What is being asked: Leave out the pictures and repeat every record exactly.

▼

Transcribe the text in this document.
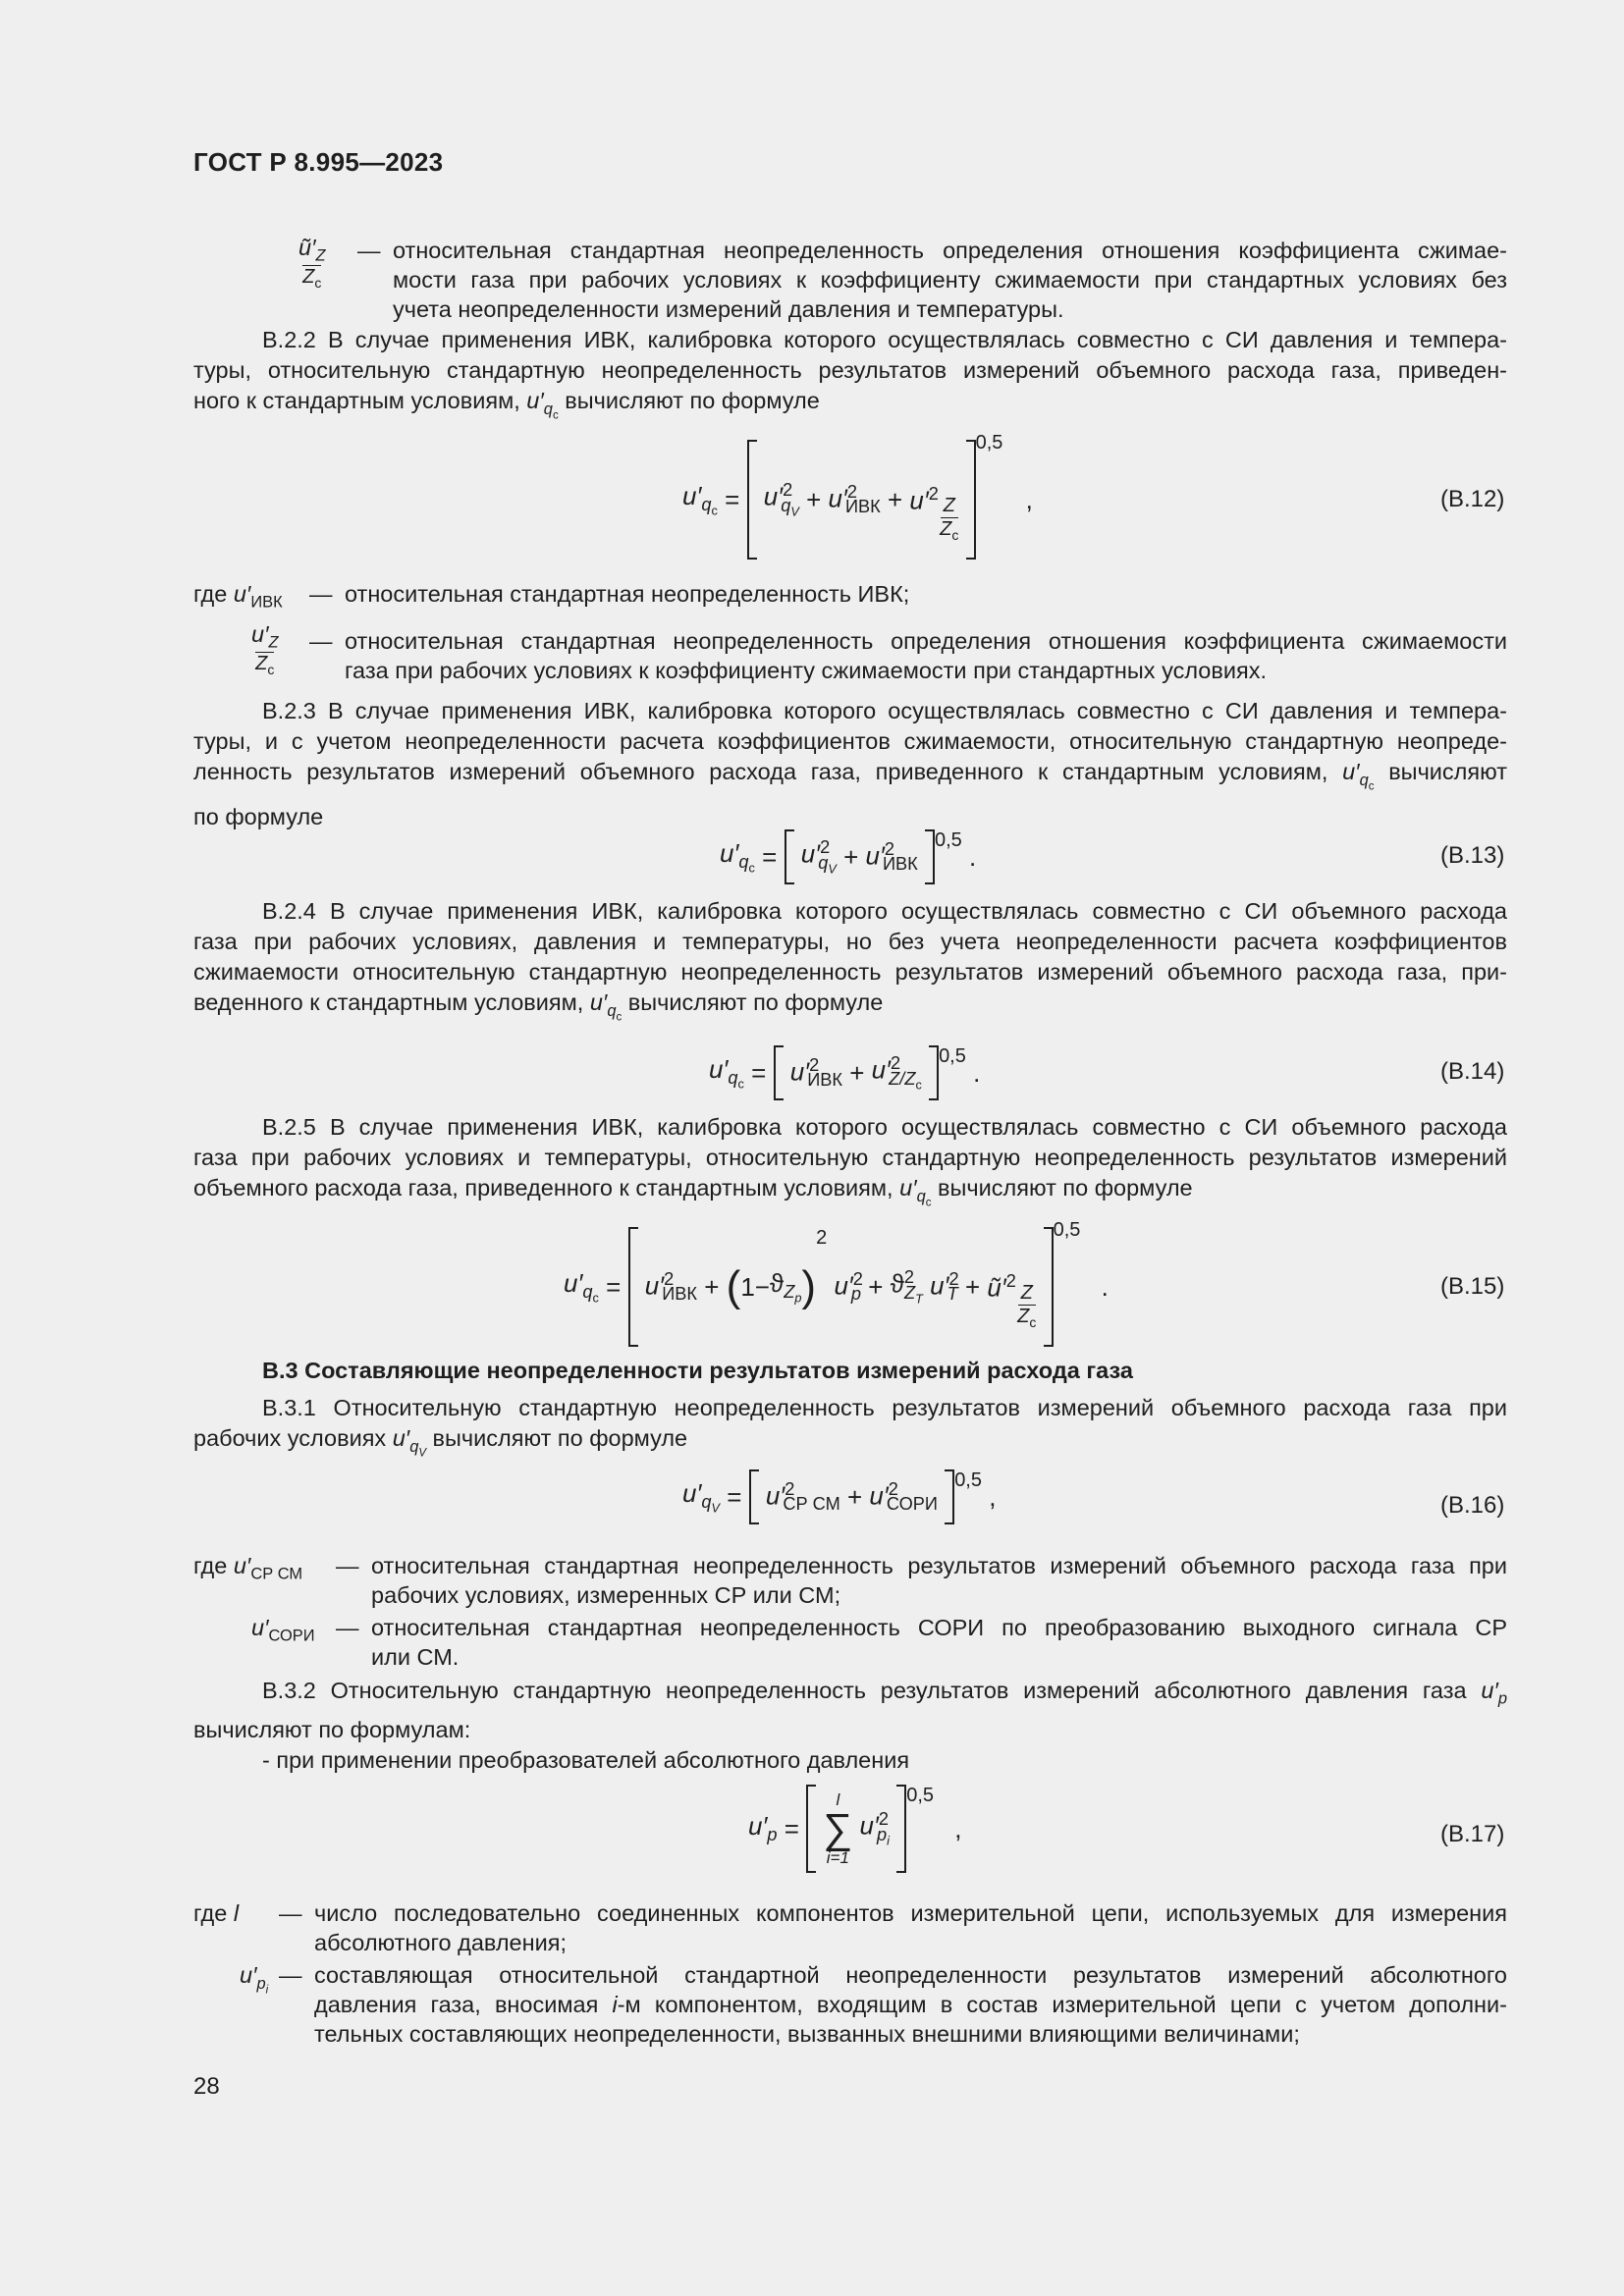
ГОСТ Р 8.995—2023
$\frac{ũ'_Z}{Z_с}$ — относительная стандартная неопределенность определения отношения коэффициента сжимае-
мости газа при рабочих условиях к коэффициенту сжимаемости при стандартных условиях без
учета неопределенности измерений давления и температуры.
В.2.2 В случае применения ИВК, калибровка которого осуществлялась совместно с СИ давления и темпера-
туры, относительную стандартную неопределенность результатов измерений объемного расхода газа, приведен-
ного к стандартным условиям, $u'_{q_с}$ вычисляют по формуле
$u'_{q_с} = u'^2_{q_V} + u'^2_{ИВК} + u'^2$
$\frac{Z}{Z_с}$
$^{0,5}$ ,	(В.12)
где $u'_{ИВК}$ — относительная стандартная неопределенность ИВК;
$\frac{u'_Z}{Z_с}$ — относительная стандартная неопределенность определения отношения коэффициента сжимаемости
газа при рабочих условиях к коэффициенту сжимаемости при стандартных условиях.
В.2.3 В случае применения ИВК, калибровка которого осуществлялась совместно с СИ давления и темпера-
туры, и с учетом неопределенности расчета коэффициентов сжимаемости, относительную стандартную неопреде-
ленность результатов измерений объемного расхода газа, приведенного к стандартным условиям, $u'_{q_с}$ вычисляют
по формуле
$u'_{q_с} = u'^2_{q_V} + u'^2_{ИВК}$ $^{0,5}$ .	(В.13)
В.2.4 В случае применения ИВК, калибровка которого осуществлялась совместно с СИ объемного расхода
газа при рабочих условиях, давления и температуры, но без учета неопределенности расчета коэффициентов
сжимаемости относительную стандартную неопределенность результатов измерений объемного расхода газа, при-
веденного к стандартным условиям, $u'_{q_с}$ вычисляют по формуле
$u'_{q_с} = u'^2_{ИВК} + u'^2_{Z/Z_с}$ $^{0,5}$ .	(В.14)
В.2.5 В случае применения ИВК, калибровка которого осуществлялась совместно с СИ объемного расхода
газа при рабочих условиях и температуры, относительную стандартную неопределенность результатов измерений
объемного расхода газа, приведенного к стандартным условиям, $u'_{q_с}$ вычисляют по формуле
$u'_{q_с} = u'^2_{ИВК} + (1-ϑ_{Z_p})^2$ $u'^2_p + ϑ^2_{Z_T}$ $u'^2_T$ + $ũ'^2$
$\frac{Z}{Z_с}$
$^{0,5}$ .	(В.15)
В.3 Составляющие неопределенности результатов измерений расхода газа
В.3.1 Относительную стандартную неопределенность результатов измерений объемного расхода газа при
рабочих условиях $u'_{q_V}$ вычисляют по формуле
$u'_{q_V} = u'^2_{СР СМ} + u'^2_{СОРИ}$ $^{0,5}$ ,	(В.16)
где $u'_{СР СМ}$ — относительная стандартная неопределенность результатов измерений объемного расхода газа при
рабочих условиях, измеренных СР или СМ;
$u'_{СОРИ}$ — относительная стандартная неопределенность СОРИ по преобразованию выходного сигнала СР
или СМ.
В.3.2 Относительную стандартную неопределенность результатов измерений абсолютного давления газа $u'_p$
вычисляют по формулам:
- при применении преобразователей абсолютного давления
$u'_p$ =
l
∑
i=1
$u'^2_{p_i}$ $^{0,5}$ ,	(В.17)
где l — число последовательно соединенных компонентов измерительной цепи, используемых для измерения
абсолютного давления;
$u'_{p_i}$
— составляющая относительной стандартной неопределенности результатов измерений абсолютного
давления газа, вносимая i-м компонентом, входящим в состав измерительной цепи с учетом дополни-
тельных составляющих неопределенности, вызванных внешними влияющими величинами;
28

▲

Complete answer:
Transcribe the text in this document.
ГОСТ Р 8.995—2023
$\frac{ũ'_Z}{Z_с}$ — относительная стандартная неопределенность определения отношения коэффициента сжимае-
мости газа при рабочих условиях к коэффициенту сжимаемости при стандартных условиях без
учета неопределенности измерений давления и температуры.
В.2.2 В случае применения ИВК, калибровка которого осуществлялась совместно с СИ давления и темпера-
туры, относительную стандартную неопределенность результатов измерений объемного расхода газа, приведен-
ного к стандартным условиям, $u'_{q_с}$ вычисляют по формуле
$u'_{q_с} = u'^2_{q_V} + u'^2_{ИВК} + u'^2$
$\frac{Z}{Z_с}$
$^{0,5}$ ,	(В.12)
где $u'_{ИВК}$ — относительная стандартная неопределенность ИВК;
$\frac{u'_Z}{Z_с}$ — относительная стандартная неопределенность определения отношения коэффициента сжимаемости
газа при рабочих условиях к коэффициенту сжимаемости при стандартных условиях.
В.2.3 В случае применения ИВК, калибровка которого осуществлялась совместно с СИ давления и темпера-
туры, и с учетом неопределенности расчета коэффициентов сжимаемости, относительную стандартную неопреде-
ленность результатов измерений объемного расхода газа, приведенного к стандартным условиям, $u'_{q_с}$ вычисляют
по формуле
$u'_{q_с} = u'^2_{q_V} + u'^2_{ИВК}$ $^{0,5}$ .	(В.13)
В.2.4 В случае применения ИВК, калибровка которого осуществлялась совместно с СИ объемного расхода
газа при рабочих условиях, давления и температуры, но без учета неопределенности расчета коэффициентов
сжимаемости относительную стандартную неопределенность результатов измерений объемного расхода газа, при-
веденного к стандартным условиям, $u'_{q_с}$ вычисляют по формуле
$u'_{q_с} = u'^2_{ИВК} + u'^2_{Z/Z_с}$ $^{0,5}$ .	(В.14)
В.2.5 В случае применения ИВК, калибровка которого осуществлялась совместно с СИ объемного расхода
газа при рабочих условиях и температуры, относительную стандартную неопределенность результатов измерений
объемного расхода газа, приведенного к стандартным условиям, $u'_{q_с}$ вычисляют по формуле
$u'_{q_с} = u'^2_{ИВК} + (1-ϑ_{Z_p})^2$ $u'^2_p + ϑ^2_{Z_T}$ $u'^2_T$ + $ũ'^2$
$\frac{Z}{Z_с}$
$^{0,5}$ .	(В.15)
В.3 Составляющие неопределенности результатов измерений расхода газа
В.3.1 Относительную стандартную неопределенность результатов измерений объемного расхода газа при
рабочих условиях $u'_{q_V}$ вычисляют по формуле
$u'_{q_V} = u'^2_{СР СМ} + u'^2_{СОРИ}$ $^{0,5}$ ,	(В.16)
где $u'_{СР СМ}$ — относительная стандартная неопределенность результатов измерений объемного расхода газа при
рабочих условиях, измеренных СР или СМ;
$u'_{СОРИ}$ — относительная стандартная неопределенность СОРИ по преобразованию выходного сигнала СР
или СМ.
В.3.2 Относительную стандартную неопределенность результатов измерений абсолютного давления газа $u'_p$
вычисляют по формулам:
- при применении преобразователей абсолютного давления
$u'_p$ =
l
∑
i=1
$u'^2_{p_i}$ $^{0,5}$ ,	(В.17)
где l — число последовательно соединенных компонентов измерительной цепи, используемых для измерения
абсолютного давления;
$u'_{p_i}$
— составляющая относительной стандартной неопределенности результатов измерений абсолютного
давления газа, вносимая i-м компонентом, входящим в состав измерительной цепи с учетом дополни-
тельных составляющих неопределенности, вызванных внешними влияющими величинами;
28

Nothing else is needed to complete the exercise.